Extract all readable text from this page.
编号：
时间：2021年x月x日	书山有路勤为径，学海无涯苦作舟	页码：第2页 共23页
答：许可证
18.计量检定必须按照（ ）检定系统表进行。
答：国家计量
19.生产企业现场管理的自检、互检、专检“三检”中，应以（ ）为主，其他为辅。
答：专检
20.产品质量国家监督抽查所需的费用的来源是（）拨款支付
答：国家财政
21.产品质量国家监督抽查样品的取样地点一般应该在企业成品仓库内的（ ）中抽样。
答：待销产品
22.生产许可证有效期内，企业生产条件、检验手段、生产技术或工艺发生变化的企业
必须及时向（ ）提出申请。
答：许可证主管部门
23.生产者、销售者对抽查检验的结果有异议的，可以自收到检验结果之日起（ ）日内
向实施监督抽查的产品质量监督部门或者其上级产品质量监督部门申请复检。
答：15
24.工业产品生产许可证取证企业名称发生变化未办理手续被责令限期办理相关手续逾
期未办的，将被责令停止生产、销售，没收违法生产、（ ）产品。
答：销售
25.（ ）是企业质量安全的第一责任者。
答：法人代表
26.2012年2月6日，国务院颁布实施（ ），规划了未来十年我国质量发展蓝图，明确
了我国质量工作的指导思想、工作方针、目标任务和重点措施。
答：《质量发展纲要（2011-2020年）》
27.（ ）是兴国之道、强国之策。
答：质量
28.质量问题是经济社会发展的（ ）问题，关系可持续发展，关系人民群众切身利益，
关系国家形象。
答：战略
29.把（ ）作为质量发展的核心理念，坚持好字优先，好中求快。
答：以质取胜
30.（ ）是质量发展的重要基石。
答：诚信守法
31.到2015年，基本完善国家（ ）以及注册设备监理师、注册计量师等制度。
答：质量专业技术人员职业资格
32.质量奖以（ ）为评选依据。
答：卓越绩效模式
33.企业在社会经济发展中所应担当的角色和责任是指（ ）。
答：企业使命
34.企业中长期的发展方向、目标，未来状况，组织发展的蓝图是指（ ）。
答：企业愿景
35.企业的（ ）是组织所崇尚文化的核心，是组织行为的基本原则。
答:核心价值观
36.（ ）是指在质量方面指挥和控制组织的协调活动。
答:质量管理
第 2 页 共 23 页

○ ○ ○ ○

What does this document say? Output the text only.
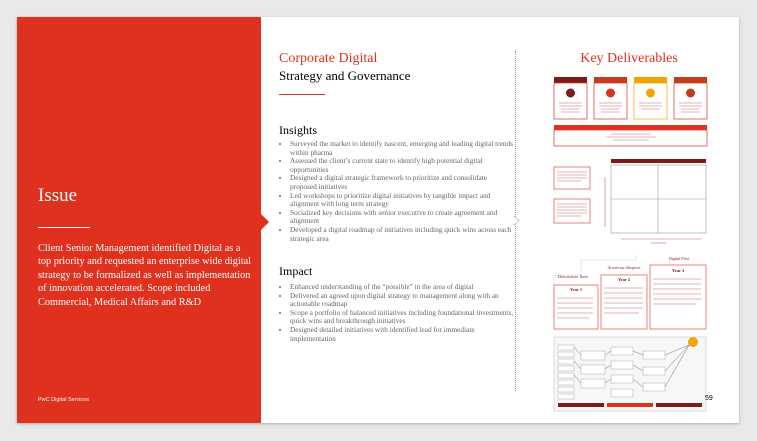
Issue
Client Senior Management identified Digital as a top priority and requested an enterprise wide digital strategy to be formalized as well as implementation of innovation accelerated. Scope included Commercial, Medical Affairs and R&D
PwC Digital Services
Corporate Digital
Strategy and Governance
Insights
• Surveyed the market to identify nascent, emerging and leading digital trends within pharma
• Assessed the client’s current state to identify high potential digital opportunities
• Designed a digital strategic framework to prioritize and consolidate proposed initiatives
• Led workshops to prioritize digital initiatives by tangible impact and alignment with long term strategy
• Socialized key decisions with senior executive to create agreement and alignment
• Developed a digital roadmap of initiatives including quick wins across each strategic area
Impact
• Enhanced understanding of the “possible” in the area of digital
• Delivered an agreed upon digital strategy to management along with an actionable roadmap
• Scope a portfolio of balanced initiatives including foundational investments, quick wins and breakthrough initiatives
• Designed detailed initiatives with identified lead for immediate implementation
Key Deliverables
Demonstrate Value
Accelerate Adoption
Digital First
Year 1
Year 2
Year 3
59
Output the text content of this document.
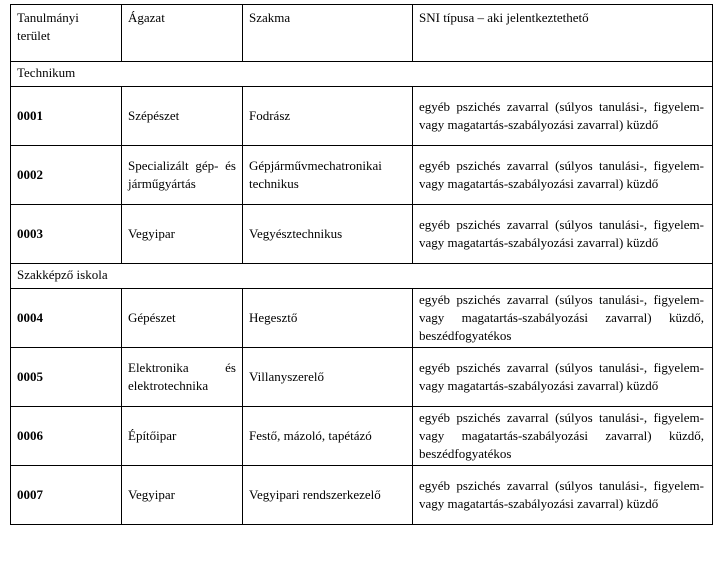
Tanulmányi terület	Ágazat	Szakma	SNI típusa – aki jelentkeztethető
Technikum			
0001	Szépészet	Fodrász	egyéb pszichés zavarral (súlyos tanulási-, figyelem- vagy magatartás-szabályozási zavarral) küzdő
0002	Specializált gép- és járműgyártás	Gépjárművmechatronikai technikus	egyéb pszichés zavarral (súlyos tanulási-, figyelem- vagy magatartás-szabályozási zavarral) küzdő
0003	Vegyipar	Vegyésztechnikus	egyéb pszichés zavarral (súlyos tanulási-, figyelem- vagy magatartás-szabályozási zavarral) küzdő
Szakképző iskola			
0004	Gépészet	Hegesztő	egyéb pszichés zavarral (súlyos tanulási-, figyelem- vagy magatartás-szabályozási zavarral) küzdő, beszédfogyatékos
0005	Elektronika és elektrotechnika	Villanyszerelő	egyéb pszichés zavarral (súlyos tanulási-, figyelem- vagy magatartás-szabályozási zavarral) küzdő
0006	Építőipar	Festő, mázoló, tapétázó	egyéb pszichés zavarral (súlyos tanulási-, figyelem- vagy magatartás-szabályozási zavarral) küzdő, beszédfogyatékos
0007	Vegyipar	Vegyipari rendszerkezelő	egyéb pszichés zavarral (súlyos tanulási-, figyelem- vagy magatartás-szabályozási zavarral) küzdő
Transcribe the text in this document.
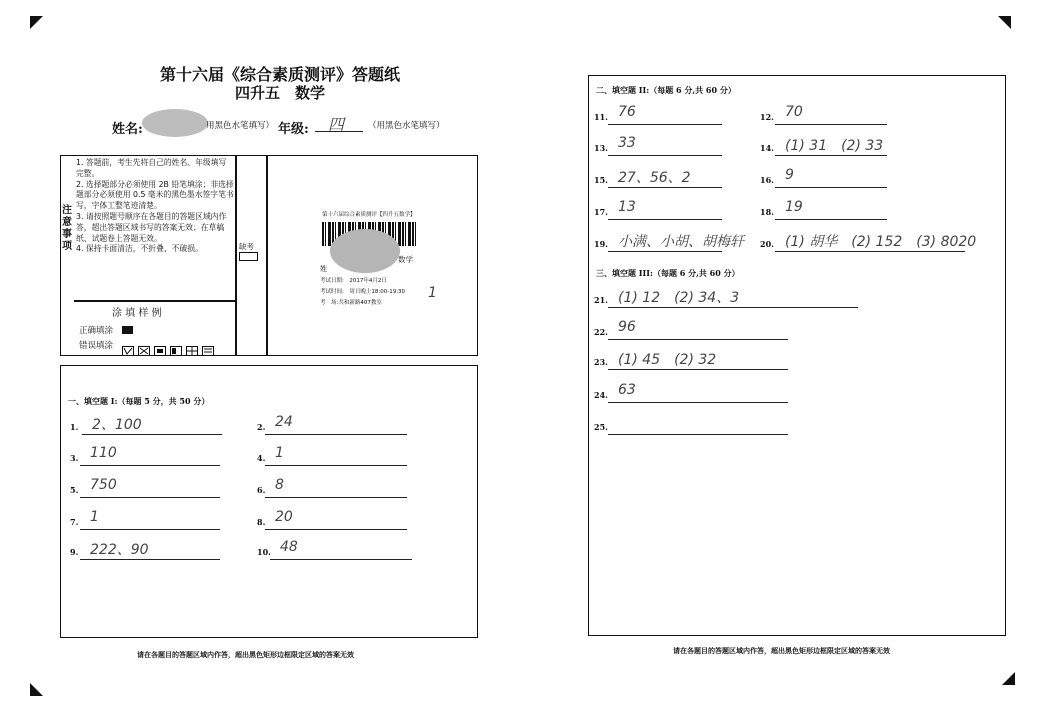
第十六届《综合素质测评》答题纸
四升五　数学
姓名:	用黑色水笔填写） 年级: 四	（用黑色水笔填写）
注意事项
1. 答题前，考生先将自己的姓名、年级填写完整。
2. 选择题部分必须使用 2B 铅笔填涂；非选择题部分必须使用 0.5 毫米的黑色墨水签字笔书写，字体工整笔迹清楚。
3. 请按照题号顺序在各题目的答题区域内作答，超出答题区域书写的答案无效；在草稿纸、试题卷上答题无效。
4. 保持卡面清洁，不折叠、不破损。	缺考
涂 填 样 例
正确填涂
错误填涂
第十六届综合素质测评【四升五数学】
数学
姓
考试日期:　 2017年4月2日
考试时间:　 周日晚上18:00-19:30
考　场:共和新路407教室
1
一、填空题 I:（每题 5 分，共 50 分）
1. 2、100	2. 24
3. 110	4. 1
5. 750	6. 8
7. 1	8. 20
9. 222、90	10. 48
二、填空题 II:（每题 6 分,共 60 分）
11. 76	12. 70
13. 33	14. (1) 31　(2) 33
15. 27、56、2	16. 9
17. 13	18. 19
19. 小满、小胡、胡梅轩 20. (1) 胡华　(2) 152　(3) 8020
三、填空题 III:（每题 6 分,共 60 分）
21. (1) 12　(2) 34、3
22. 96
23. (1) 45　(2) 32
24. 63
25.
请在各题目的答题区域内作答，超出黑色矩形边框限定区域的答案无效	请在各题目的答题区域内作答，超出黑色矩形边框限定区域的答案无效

○ ○ ○ ○

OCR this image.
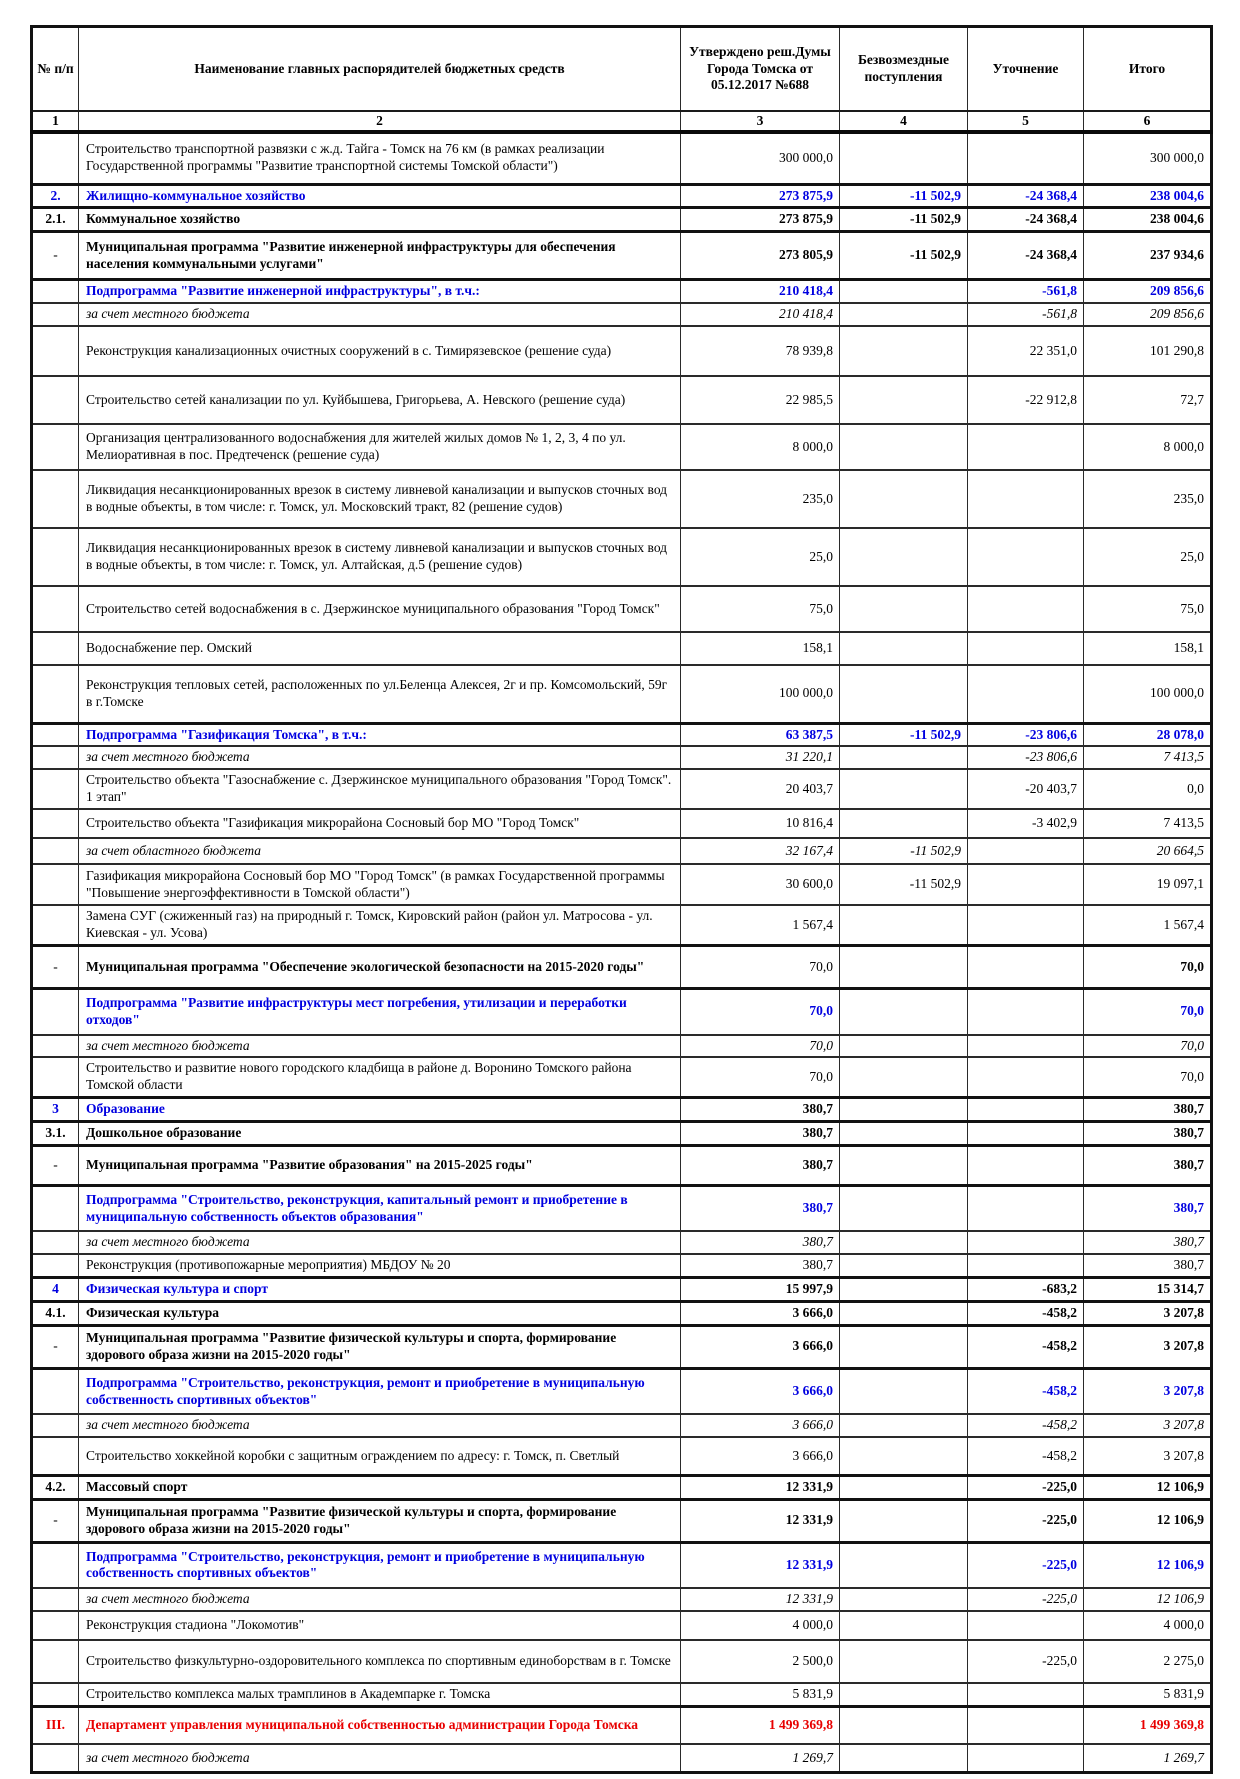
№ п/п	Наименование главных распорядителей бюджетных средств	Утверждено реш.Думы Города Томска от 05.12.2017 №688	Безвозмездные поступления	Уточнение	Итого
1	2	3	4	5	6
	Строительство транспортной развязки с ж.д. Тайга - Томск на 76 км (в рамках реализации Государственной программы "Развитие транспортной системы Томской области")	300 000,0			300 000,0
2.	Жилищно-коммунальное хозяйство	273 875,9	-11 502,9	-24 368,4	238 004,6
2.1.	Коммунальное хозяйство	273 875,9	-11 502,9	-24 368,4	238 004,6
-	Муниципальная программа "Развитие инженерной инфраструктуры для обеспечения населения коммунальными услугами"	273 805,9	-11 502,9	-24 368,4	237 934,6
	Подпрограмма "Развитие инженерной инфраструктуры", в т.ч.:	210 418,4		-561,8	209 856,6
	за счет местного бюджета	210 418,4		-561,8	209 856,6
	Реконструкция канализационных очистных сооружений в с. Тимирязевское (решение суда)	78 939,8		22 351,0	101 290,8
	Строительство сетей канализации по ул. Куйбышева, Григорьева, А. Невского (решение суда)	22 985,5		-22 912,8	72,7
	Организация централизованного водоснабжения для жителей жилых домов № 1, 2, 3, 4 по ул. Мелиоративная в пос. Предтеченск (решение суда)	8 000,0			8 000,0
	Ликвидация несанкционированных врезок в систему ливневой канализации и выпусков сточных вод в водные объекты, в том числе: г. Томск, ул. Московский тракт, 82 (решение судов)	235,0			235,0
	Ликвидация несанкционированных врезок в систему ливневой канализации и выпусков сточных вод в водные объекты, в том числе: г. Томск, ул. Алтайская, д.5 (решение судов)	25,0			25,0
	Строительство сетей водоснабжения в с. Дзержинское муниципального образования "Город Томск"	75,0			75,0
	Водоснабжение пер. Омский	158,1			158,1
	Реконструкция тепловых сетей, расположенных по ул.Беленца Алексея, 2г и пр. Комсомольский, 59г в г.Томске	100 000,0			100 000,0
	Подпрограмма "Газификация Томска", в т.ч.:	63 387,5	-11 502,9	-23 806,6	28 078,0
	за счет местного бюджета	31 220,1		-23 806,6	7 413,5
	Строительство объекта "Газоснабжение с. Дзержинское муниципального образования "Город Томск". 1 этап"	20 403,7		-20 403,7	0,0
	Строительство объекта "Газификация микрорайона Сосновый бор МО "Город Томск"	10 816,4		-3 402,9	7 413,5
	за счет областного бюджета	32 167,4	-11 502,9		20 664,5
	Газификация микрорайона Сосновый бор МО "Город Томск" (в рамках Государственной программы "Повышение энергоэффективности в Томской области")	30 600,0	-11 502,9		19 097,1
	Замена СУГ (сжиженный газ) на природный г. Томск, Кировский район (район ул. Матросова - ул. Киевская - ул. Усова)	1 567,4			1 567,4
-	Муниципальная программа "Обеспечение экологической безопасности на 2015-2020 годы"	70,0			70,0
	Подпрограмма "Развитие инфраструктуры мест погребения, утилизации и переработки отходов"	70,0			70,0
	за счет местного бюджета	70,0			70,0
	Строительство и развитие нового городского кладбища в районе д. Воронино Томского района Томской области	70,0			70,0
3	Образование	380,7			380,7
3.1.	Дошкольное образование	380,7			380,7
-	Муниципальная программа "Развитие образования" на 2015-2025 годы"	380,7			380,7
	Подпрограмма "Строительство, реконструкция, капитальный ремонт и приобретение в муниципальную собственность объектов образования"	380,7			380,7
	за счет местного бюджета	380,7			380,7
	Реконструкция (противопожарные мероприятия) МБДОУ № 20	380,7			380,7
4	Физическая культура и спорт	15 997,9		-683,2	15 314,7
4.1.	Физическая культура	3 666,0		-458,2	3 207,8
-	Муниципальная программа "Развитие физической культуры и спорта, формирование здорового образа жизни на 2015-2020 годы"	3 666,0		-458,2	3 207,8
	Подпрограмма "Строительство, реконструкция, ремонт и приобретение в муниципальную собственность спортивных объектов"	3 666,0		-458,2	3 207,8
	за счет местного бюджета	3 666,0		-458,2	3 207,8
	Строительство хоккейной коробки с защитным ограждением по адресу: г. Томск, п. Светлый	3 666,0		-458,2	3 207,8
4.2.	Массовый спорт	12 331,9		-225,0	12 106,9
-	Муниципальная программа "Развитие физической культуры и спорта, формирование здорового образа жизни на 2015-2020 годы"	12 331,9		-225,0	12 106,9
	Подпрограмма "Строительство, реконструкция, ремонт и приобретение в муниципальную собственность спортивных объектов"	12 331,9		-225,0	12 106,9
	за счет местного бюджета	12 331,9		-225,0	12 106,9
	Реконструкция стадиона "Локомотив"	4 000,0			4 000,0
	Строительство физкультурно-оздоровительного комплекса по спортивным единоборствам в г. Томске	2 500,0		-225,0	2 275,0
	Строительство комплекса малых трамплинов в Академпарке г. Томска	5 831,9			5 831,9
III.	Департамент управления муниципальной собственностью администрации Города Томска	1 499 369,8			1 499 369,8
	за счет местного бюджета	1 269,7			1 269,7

○ ○ ○ ○

**Task to carry out:**
Of all the lines in the listing above, how many contain the word "муниципальную"? Answer with the number alone.

**Complete response:**
3